--- Start ---

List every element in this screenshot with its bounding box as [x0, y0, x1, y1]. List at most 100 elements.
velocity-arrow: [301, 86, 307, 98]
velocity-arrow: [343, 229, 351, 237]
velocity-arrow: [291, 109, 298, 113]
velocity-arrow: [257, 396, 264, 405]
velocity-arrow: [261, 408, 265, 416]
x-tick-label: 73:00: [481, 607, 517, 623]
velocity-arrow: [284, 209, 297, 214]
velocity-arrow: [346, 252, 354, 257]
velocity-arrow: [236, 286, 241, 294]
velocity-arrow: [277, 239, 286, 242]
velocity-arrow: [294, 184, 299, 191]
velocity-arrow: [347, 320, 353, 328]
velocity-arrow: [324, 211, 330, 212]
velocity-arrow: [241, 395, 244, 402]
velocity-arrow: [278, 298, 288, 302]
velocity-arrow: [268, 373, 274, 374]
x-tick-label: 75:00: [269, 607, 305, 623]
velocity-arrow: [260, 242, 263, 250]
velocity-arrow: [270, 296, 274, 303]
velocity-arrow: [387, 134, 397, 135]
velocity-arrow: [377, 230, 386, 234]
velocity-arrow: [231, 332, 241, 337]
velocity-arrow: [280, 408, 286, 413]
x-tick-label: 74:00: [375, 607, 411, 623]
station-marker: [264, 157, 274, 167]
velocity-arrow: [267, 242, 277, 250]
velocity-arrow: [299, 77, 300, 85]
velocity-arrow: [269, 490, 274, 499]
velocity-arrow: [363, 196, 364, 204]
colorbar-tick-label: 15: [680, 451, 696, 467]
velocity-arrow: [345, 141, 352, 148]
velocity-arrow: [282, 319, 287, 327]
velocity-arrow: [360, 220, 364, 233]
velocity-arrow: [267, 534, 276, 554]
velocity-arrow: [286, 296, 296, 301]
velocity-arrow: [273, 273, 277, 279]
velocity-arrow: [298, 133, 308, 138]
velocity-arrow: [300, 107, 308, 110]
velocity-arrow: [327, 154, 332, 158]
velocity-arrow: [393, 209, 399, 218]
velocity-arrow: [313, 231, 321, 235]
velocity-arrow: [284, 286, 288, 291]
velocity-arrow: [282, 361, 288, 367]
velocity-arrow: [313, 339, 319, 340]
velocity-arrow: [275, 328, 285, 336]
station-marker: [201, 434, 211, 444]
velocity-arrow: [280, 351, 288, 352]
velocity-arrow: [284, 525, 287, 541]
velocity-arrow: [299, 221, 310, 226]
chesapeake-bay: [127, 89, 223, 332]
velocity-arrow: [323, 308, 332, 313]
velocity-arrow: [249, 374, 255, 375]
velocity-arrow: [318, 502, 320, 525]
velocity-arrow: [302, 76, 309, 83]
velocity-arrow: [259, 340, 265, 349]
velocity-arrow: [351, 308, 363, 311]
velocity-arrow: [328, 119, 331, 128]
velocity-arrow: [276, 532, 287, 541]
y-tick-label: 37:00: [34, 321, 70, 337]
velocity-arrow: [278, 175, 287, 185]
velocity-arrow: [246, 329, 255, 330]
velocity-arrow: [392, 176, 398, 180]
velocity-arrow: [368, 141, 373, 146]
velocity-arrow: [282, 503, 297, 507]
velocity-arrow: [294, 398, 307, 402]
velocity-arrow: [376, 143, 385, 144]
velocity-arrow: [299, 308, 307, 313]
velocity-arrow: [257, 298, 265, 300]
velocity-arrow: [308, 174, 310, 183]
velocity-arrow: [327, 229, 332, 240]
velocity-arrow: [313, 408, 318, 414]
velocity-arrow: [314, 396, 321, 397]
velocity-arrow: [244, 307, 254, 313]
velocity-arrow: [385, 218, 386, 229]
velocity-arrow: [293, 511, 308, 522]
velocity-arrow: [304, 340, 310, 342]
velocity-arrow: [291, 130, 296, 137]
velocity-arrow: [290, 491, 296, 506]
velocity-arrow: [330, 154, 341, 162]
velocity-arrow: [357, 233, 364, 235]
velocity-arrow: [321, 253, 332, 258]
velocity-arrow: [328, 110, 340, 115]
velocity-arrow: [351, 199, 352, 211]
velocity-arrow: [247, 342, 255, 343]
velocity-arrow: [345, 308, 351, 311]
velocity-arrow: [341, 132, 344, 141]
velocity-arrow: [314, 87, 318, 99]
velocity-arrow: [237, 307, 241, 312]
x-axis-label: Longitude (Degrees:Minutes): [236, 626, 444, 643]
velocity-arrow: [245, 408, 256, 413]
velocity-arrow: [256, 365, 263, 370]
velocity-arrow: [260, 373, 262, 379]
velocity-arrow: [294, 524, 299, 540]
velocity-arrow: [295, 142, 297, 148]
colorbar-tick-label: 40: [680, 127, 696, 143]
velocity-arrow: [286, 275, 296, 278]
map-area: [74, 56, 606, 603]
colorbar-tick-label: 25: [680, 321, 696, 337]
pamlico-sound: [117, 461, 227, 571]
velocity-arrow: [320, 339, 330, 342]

--- End ---

◆ What is required ◆
Recast every line of the records above as a Markdown table with two columns, "Row" for the row number and "Line" for the line itself, and leave out any blank lines.

◆ Finished exercise ◆
| Row | Line |
|---|---|
| 1 | List every element in this screenshot with its bounding box as [x0, y0, x1, y1]. List at most 100 elements. |
| 2 | velocity-arrow: [301, 86, 307, 98] |
| 3 | velocity-arrow: [343, 229, 351, 237] |
| 4 | velocity-arrow: [291, 109, 298, 113] |
| 5 | velocity-arrow: [257, 396, 264, 405] |
| 6 | velocity-arrow: [261, 408, 265, 416] |
| 7 | x-tick-label: 73:00: [481, 607, 517, 623] |
| 8 | velocity-arrow: [284, 209, 297, 214] |
| 9 | velocity-arrow: [346, 252, 354, 257] |
| 10 | velocity-arrow: [236, 286, 241, 294] |
| 11 | velocity-arrow: [277, 239, 286, 242] |
| 12 | velocity-arrow: [294, 184, 299, 191] |
| 13 | velocity-arrow: [347, 320, 353, 328] |
| 14 | velocity-arrow: [324, 211, 330, 212] |
| 15 | velocity-arrow: [241, 395, 244, 402] |
| 16 | velocity-arrow: [278, 298, 288, 302] |
| 17 | velocity-arrow: [268, 373, 274, 374] |
| 18 | x-tick-label: 75:00: [269, 607, 305, 623] |
| 19 | velocity-arrow: [260, 242, 263, 250] |
| 20 | velocity-arrow: [270, 296, 274, 303] |
| 21 | velocity-arrow: [387, 134, 397, 135] |
| 22 | velocity-arrow: [377, 230, 386, 234] |
| 23 | velocity-arrow: [231, 332, 241, 337] |
| 24 | velocity-arrow: [280, 408, 286, 413] |
| 25 | x-tick-label: 74:00: [375, 607, 411, 623] |
| 26 | station-marker: [264, 157, 274, 167] |
| 27 | velocity-arrow: [267, 242, 277, 250] |
| 28 | velocity-arrow: [299, 77, 300, 85] |
| 29 | velocity-arrow: [269, 490, 274, 499] |
| 30 | velocity-arrow: [363, 196, 364, 204] |
| 31 | colorbar-tick-label: 15: [680, 451, 696, 467] |
| 32 | velocity-arrow: [345, 141, 352, 148] |
| 33 | velocity-arrow: [282, 319, 287, 327] |
| 34 | velocity-arrow: [360, 220, 364, 233] |
| 35 | velocity-arrow: [267, 534, 276, 554] |
| 36 | velocity-arrow: [286, 296, 296, 301] |
| 37 | velocity-arrow: [273, 273, 277, 279] |
| 38 | velocity-arrow: [298, 133, 308, 138] |
| 39 | velocity-arrow: [300, 107, 308, 110] |
| 40 | velocity-arrow: [327, 154, 332, 158] |
| 41 | velocity-arrow: [393, 209, 399, 218] |
| 42 | velocity-arrow: [313, 231, 321, 235] |
| 43 | velocity-arrow: [284, 286, 288, 291] |
| 44 | velocity-arrow: [282, 361, 288, 367] |
| 45 | velocity-arrow: [313, 339, 319, 340] |
| 46 | velocity-arrow: [275, 328, 285, 336] |
| 47 | station-marker: [201, 434, 211, 444] |
| 48 | velocity-arrow: [280, 351, 288, 352] |
| 49 | velocity-arrow: [284, 525, 287, 541] |
| 50 | velocity-arrow: [299, 221, 310, 226] |
| 51 | chesapeake-bay: [127, 89, 223, 332] |
| 52 | velocity-arrow: [323, 308, 332, 313] |
| 53 | velocity-arrow: [249, 374, 255, 375] |
| 54 | velocity-arrow: [318, 502, 320, 525] |
| 55 | velocity-arrow: [302, 76, 309, 83] |
| 56 | velocity-arrow: [259, 340, 265, 349] |
| 57 | velocity-arrow: [351, 308, 363, 311] |
| 58 | velocity-arrow: [328, 119, 331, 128] |
| 59 | velocity-arrow: [276, 532, 287, 541] |
| 60 | y-tick-label: 37:00: [34, 321, 70, 337] |
| 61 | velocity-arrow: [278, 175, 287, 185] |
| 62 | velocity-arrow: [246, 329, 255, 330] |
| 63 | velocity-arrow: [392, 176, 398, 180] |
| 64 | velocity-arrow: [368, 141, 373, 146] |
| 65 | velocity-arrow: [282, 503, 297, 507] |
| 66 | velocity-arrow: [294, 398, 307, 402] |
| 67 | velocity-arrow: [376, 143, 385, 144] |
| 68 | velocity-arrow: [299, 308, 307, 313] |
| 69 | velocity-arrow: [257, 298, 265, 300] |
| 70 | velocity-arrow: [308, 174, 310, 183] |
| 71 | velocity-arrow: [327, 229, 332, 240] |
| 72 | velocity-arrow: [313, 408, 318, 414] |
| 73 | velocity-arrow: [314, 396, 321, 397] |
| 74 | velocity-arrow: [244, 307, 254, 313] |
| 75 | velocity-arrow: [385, 218, 386, 229] |
| 76 | velocity-arrow: [293, 511, 308, 522] |
| 77 | velocity-arrow: [304, 340, 310, 342] |
| 78 | velocity-arrow: [291, 130, 296, 137] |
| 79 | velocity-arrow: [290, 491, 296, 506] |
| 80 | velocity-arrow: [330, 154, 341, 162] |
| 81 | velocity-arrow: [357, 233, 364, 235] |
| 82 | velocity-arrow: [321, 253, 332, 258] |
| 83 | velocity-arrow: [328, 110, 340, 115] |
| 84 | velocity-arrow: [351, 199, 352, 211] |
| 85 | velocity-arrow: [247, 342, 255, 343] |
| 86 | velocity-arrow: [345, 308, 351, 311] |
| 87 | velocity-arrow: [341, 132, 344, 141] |
| 88 | velocity-arrow: [314, 87, 318, 99] |
| 89 | velocity-arrow: [237, 307, 241, 312] |
| 90 | x-axis-label: Longitude (Degrees:Minutes): [236, 626, 444, 643] |
| 91 | velocity-arrow: [245, 408, 256, 413] |
| 92 | velocity-arrow: [256, 365, 263, 370] |
| 93 | velocity-arrow: [260, 373, 262, 379] |
| 94 | velocity-arrow: [294, 524, 299, 540] |
| 95 | velocity-arrow: [295, 142, 297, 148] |
| 96 | colorbar-tick-label: 40: [680, 127, 696, 143] |
| 97 | velocity-arrow: [286, 275, 296, 278] |
| 98 | map-area: [74, 56, 606, 603] |
| 99 | colorbar-tick-label: 25: [680, 321, 696, 337] |
| 100 | pamlico-sound: [117, 461, 227, 571] |
| 101 | velocity-arrow: [320, 339, 330, 342] |